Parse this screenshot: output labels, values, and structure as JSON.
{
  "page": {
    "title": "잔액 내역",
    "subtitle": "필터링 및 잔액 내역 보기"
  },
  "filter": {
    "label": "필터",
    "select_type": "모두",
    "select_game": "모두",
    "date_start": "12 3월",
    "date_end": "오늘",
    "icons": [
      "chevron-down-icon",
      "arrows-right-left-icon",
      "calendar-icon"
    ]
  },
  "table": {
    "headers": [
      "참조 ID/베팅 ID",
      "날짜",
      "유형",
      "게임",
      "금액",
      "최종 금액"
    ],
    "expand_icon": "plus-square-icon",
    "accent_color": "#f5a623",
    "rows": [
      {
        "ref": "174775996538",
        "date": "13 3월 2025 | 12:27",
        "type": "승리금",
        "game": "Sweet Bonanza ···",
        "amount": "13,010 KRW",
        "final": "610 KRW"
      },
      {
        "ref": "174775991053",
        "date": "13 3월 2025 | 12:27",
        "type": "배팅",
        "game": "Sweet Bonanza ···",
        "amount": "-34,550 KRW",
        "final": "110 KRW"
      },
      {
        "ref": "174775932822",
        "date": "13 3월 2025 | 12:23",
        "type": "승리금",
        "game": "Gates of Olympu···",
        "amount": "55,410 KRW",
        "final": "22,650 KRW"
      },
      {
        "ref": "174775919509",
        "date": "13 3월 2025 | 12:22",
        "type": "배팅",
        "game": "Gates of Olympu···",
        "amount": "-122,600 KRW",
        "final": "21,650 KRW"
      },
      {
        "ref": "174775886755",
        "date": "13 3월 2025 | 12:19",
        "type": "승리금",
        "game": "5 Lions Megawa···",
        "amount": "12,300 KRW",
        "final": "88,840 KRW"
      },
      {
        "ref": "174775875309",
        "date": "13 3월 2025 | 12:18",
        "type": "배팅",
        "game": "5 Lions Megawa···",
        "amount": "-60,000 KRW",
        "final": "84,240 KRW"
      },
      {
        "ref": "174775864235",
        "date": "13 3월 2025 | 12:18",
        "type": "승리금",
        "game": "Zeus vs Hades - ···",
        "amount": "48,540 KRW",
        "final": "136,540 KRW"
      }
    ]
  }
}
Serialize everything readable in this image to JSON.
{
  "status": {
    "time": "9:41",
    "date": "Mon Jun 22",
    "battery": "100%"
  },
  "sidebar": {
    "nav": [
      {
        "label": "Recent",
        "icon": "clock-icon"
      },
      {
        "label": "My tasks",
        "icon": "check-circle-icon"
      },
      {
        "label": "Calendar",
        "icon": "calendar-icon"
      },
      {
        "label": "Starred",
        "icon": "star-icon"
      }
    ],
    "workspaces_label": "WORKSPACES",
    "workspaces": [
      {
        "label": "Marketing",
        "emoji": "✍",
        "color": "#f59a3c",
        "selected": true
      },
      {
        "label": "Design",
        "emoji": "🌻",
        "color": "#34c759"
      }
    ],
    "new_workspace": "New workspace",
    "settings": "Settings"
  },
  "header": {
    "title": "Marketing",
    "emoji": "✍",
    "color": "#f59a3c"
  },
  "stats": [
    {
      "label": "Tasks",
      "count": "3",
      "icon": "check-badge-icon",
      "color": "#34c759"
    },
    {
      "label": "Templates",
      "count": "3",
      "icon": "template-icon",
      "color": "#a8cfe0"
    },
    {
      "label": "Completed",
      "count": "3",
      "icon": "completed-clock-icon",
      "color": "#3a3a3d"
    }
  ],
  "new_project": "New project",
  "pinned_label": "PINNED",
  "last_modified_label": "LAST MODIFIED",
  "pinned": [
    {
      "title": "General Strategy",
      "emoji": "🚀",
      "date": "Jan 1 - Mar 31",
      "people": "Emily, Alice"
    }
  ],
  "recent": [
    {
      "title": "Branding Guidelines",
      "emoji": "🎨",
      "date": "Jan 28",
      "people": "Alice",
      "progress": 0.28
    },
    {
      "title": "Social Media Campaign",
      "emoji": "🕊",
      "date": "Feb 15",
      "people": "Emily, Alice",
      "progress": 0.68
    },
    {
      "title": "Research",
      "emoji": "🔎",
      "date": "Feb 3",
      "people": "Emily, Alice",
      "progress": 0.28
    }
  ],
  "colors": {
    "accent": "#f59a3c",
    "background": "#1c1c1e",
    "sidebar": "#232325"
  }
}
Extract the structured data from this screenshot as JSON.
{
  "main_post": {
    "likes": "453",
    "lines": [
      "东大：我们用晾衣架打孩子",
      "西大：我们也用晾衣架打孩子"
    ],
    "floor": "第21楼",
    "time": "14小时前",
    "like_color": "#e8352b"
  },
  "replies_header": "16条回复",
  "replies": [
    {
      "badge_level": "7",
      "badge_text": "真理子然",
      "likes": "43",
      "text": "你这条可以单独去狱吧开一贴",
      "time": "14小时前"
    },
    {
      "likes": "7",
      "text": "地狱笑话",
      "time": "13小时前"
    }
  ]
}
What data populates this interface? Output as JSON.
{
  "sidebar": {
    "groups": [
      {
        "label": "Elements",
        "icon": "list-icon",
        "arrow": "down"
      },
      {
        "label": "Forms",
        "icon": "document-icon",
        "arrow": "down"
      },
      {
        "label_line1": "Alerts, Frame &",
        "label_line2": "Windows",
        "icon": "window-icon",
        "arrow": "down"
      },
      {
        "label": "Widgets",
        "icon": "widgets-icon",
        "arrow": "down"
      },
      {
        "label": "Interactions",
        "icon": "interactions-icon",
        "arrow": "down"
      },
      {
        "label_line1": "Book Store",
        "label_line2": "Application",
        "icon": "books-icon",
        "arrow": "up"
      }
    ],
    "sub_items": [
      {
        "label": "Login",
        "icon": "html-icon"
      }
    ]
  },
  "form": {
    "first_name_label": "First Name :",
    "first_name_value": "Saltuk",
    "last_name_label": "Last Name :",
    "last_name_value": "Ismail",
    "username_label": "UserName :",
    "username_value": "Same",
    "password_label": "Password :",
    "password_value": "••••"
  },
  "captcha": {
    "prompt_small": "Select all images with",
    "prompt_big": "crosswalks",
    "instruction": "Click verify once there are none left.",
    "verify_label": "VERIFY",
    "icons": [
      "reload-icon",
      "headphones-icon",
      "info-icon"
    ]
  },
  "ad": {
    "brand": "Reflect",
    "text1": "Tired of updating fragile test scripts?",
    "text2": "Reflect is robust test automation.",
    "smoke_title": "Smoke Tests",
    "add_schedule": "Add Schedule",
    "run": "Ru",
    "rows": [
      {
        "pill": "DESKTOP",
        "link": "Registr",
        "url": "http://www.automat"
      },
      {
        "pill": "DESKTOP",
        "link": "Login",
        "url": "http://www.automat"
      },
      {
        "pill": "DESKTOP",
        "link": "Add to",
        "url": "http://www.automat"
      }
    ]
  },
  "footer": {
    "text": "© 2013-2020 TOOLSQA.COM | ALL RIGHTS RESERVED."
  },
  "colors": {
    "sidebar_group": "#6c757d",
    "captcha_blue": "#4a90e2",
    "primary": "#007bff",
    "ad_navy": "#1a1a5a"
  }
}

--*--

# Given problem
Retype each record exactly, leaving nothing out.

# The answer
Parse this screenshot: output labels, values, and structure as JSON.
{
  "page": {
    "title": "잔액 내역",
    "subtitle": "필터링 및 잔액 내역 보기"
  },
  "filter": {
    "label": "필터",
    "select_type": "모두",
    "select_game": "모두",
    "date_start": "12 3월",
    "date_end": "오늘",
    "icons": [
      "chevron-down-icon",
      "arrows-right-left-icon",
      "calendar-icon"
    ]
  },
  "table": {
    "headers": [
      "참조 ID/베팅 ID",
      "날짜",
      "유형",
      "게임",
      "금액",
      "최종 금액"
    ],
    "expand_icon": "plus-square-icon",
    "accent_color": "#f5a623",
    "rows": [
      {
        "ref": "174775996538",
        "date": "13 3월 2025 | 12:27",
        "type": "승리금",
        "game": "Sweet Bonanza ···",
        "amount": "13,010 KRW",
        "final": "610 KRW"
      },
      {
        "ref": "174775991053",
        "date": "13 3월 2025 | 12:27",
        "type": "배팅",
        "game": "Sweet Bonanza ···",
        "amount": "-34,550 KRW",
        "final": "110 KRW"
      },
      {
        "ref": "174775932822",
        "date": "13 3월 2025 | 12:23",
        "type": "승리금",
        "game": "Gates of Olympu···",
        "amount": "55,410 KRW",
        "final": "22,650 KRW"
      },
      {
        "ref": "174775919509",
        "date": "13 3월 2025 | 12:22",
        "type": "배팅",
        "game": "Gates of Olympu···",
        "amount": "-122,600 KRW",
        "final": "21,650 KRW"
      },
      {
        "ref": "174775886755",
        "date": "13 3월 2025 | 12:19",
        "type": "승리금",
        "game": "5 Lions Megawa···",
        "amount": "12,300 KRW",
        "final": "88,840 KRW"
      },
      {
        "ref": "174775875309",
        "date": "13 3월 2025 | 12:18",
        "type": "배팅",
        "game": "5 Lions Megawa···",
        "amount": "-60,000 KRW",
        "final": "84,240 KRW"
      },
      {
        "ref": "174775864235",
        "date": "13 3월 2025 | 12:18",
        "type": "승리금",
        "game": "Zeus vs Hades - ···",
        "amount": "48,540 KRW",
        "final": "136,540 KRW"
      }
    ]
  }
}
Serialize everything readable in this image to JSON.
{
  "status": {
    "time": "9:41",
    "date": "Mon Jun 22",
    "battery": "100%"
  },
  "sidebar": {
    "nav": [
      {
        "label": "Recent",
        "icon": "clock-icon"
      },
      {
        "label": "My tasks",
        "icon": "check-circle-icon"
      },
      {
        "label": "Calendar",
        "icon": "calendar-icon"
      },
      {
        "label": "Starred",
        "icon": "star-icon"
      }
    ],
    "workspaces_label": "WORKSPACES",
    "workspaces": [
      {
        "label": "Marketing",
        "emoji": "✍",
        "color": "#f59a3c",
        "selected": true
      },
      {
        "label": "Design",
        "emoji": "🌻",
        "color": "#34c759"
      }
    ],
    "new_workspace": "New workspace",
    "settings": "Settings"
  },
  "header": {
    "title": "Marketing",
    "emoji": "✍",
    "color": "#f59a3c"
  },
  "stats": [
    {
      "label": "Tasks",
      "count": "3",
      "icon": "check-badge-icon",
      "color": "#34c759"
    },
    {
      "label": "Templates",
      "count": "3",
      "icon": "template-icon",
      "color": "#a8cfe0"
    },
    {
      "label": "Completed",
      "count": "3",
      "icon": "completed-clock-icon",
      "color": "#3a3a3d"
    }
  ],
  "new_project": "New project",
  "pinned_label": "PINNED",
  "last_modified_label": "LAST MODIFIED",
  "pinned": [
    {
      "title": "General Strategy",
      "emoji": "🚀",
      "date": "Jan 1 - Mar 31",
      "people": "Emily, Alice"
    }
  ],
  "recent": [
    {
      "title": "Branding Guidelines",
      "emoji": "🎨",
      "date": "Jan 28",
      "people": "Alice",
      "progress": 0.28
    },
    {
      "title": "Social Media Campaign",
      "emoji": "🕊",
      "date": "Feb 15",
      "people": "Emily, Alice",
      "progress": 0.68
    },
    {
      "title": "Research",
      "emoji": "🔎",
      "date": "Feb 3",
      "people": "Emily, Alice",
      "progress": 0.28
    }
  ],
  "colors": {
    "accent": "#f59a3c",
    "background": "#1c1c1e",
    "sidebar": "#232325"
  }
}
Extract the structured data from this screenshot as JSON.
{
  "main_post": {
    "likes": "453",
    "lines": [
      "东大：我们用晾衣架打孩子",
      "西大：我们也用晾衣架打孩子"
    ],
    "floor": "第21楼",
    "time": "14小时前",
    "like_color": "#e8352b"
  },
  "replies_header": "16条回复",
  "replies": [
    {
      "badge_level": "7",
      "badge_text": "真理子然",
      "likes": "43",
      "text": "你这条可以单独去狱吧开一贴",
      "time": "14小时前"
    },
    {
      "likes": "7",
      "text": "地狱笑话",
      "time": "13小时前"
    }
  ]
}
What data populates this interface? Output as JSON.
{
  "sidebar": {
    "groups": [
      {
        "label": "Elements",
        "icon": "list-icon",
        "arrow": "down"
      },
      {
        "label": "Forms",
        "icon": "document-icon",
        "arrow": "down"
      },
      {
        "label_line1": "Alerts, Frame &",
        "label_line2": "Windows",
        "icon": "window-icon",
        "arrow": "down"
      },
      {
        "label": "Widgets",
        "icon": "widgets-icon",
        "arrow": "down"
      },
      {
        "label": "Interactions",
        "icon": "interactions-icon",
        "arrow": "down"
      },
      {
        "label_line1": "Book Store",
        "label_line2": "Application",
        "icon": "books-icon",
        "arrow": "up"
      }
    ],
    "sub_items": [
      {
        "label": "Login",
        "icon": "html-icon"
      }
    ]
  },
  "form": {
    "first_name_label": "First Name :",
    "first_name_value": "Saltuk",
    "last_name_label": "Last Name :",
    "last_name_value": "Ismail",
    "username_label": "UserName :",
    "username_value": "Same",
    "password_label": "Password :",
    "password_value": "••••"
  },
  "captcha": {
    "prompt_small": "Select all images with",
    "prompt_big": "crosswalks",
    "instruction": "Click verify once there are none left.",
    "verify_label": "VERIFY",
    "icons": [
      "reload-icon",
      "headphones-icon",
      "info-icon"
    ]
  },
  "ad": {
    "brand": "Reflect",
    "text1": "Tired of updating fragile test scripts?",
    "text2": "Reflect is robust test automation.",
    "smoke_title": "Smoke Tests",
    "add_schedule": "Add Schedule",
    "run": "Ru",
    "rows": [
      {
        "pill": "DESKTOP",
        "link": "Registr",
        "url": "http://www.automat"
      },
      {
        "pill": "DESKTOP",
        "link": "Login",
        "url": "http://www.automat"
      },
      {
        "pill": "DESKTOP",
        "link": "Add to",
        "url": "http://www.automat"
      }
    ]
  },
  "footer": {
    "text": "© 2013-2020 TOOLSQA.COM | ALL RIGHTS RESERVED."
  },
  "colors": {
    "sidebar_group": "#6c757d",
    "captcha_blue": "#4a90e2",
    "primary": "#007bff",
    "ad_navy": "#1a1a5a"
  }
}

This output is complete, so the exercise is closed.